*YOUR OBJECTIVE*.
Produce an exact copy of all the data below, dropping every image.

*EXTRACTED ENTRIES*.
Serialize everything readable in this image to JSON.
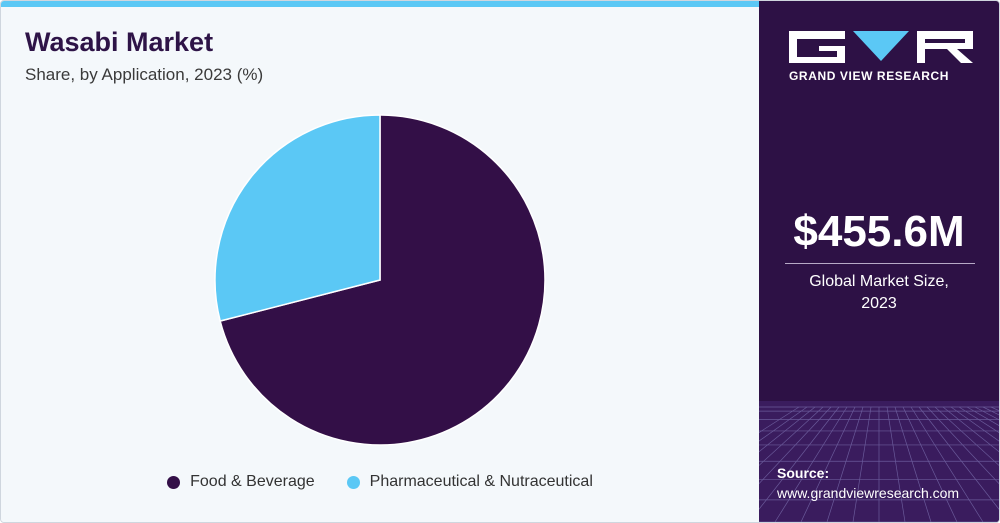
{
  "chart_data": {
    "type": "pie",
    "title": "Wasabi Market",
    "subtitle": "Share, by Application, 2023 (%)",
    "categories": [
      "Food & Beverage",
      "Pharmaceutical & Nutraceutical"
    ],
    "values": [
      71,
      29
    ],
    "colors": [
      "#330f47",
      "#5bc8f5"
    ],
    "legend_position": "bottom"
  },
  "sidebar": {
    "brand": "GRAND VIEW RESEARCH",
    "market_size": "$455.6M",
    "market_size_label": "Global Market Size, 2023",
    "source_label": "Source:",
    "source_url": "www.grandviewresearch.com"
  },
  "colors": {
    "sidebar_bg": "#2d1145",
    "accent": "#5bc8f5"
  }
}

*SOLUTION FOR THIS EXERCISE*.
Serialize everything readable in this image to JSON.
{
  "chart_data": {
    "type": "pie",
    "title": "Wasabi Market",
    "subtitle": "Share, by Application, 2023 (%)",
    "categories": [
      "Food & Beverage",
      "Pharmaceutical & Nutraceutical"
    ],
    "values": [
      71,
      29
    ],
    "colors": [
      "#330f47",
      "#5bc8f5"
    ],
    "legend_position": "bottom"
  },
  "sidebar": {
    "brand": "GRAND VIEW RESEARCH",
    "market_size": "$455.6M",
    "market_size_label": "Global Market Size, 2023",
    "source_label": "Source:",
    "source_url": "www.grandviewresearch.com"
  },
  "colors": {
    "sidebar_bg": "#2d1145",
    "accent": "#5bc8f5"
  }
}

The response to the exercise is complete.